*Brief*. Below are the records; reproduce all of them exactly but without any images.

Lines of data

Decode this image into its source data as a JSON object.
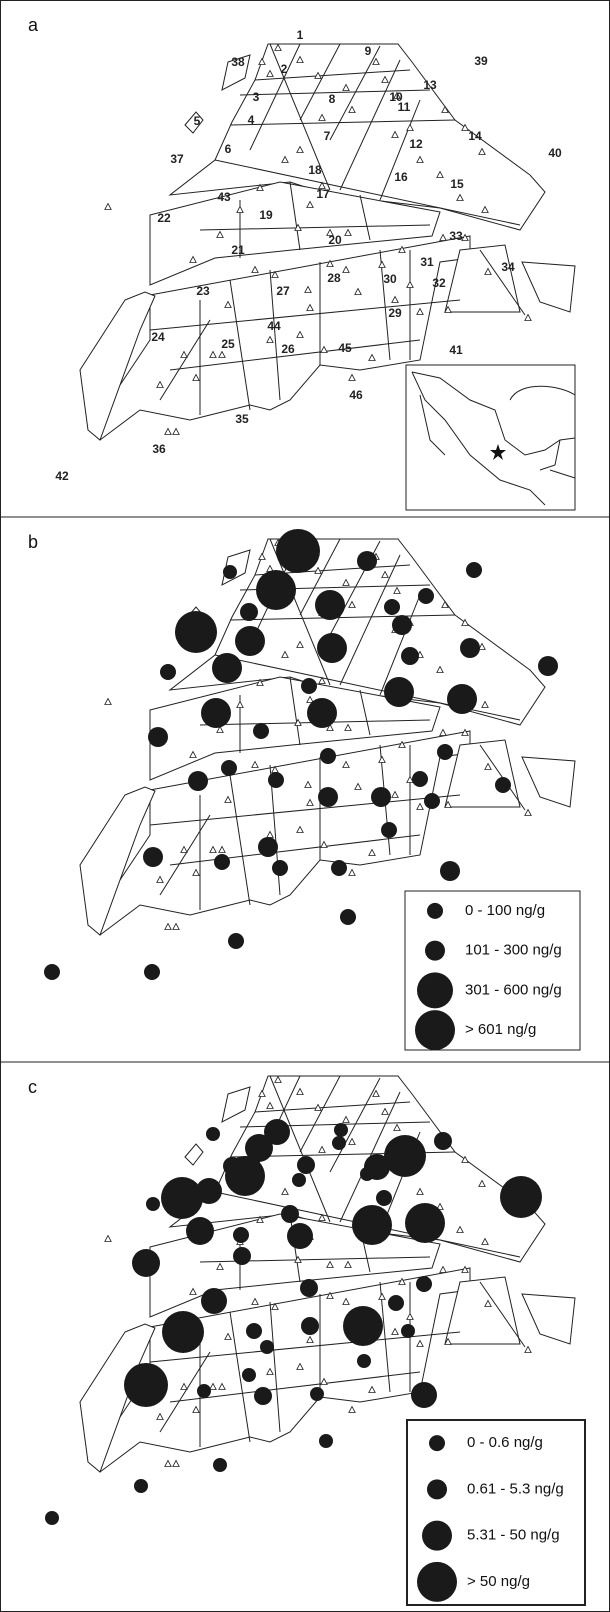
{
  "panels": [
    {
      "label": "a",
      "site_labels": [
        "1",
        "2",
        "3",
        "4",
        "5",
        "6",
        "7",
        "8",
        "9",
        "10",
        "11",
        "12",
        "13",
        "14",
        "15",
        "16",
        "17",
        "18",
        "19",
        "20",
        "21",
        "22",
        "23",
        "24",
        "25",
        "26",
        "27",
        "28",
        "29",
        "30",
        "31",
        "32",
        "33",
        "34",
        "35",
        "36",
        "37",
        "38",
        "39",
        "40",
        "41",
        "42",
        "43",
        "44",
        "45",
        "46"
      ]
    },
    {
      "label": "b",
      "legend": [
        "0 - 100 ng/g",
        "101 - 300 ng/g",
        "301 - 600 ng/g",
        "> 601 ng/g"
      ]
    },
    {
      "label": "c",
      "legend": [
        "0 - 0.6 ng/g",
        "0.61 - 5.3 ng/g",
        "5.31 - 50 ng/g",
        "> 50 ng/g"
      ]
    }
  ]
}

*Finished exercise*.
Decode this image into its source data as a JSON object.
{
  "panels": [
    {
      "label": "a",
      "site_labels": [
        "1",
        "2",
        "3",
        "4",
        "5",
        "6",
        "7",
        "8",
        "9",
        "10",
        "11",
        "12",
        "13",
        "14",
        "15",
        "16",
        "17",
        "18",
        "19",
        "20",
        "21",
        "22",
        "23",
        "24",
        "25",
        "26",
        "27",
        "28",
        "29",
        "30",
        "31",
        "32",
        "33",
        "34",
        "35",
        "36",
        "37",
        "38",
        "39",
        "40",
        "41",
        "42",
        "43",
        "44",
        "45",
        "46"
      ]
    },
    {
      "label": "b",
      "legend": [
        "0 - 100 ng/g",
        "101 - 300 ng/g",
        "301 - 600 ng/g",
        "> 601 ng/g"
      ]
    },
    {
      "label": "c",
      "legend": [
        "0 - 0.6 ng/g",
        "0.61 - 5.3 ng/g",
        "5.31 - 50 ng/g",
        "> 50 ng/g"
      ]
    }
  ]
}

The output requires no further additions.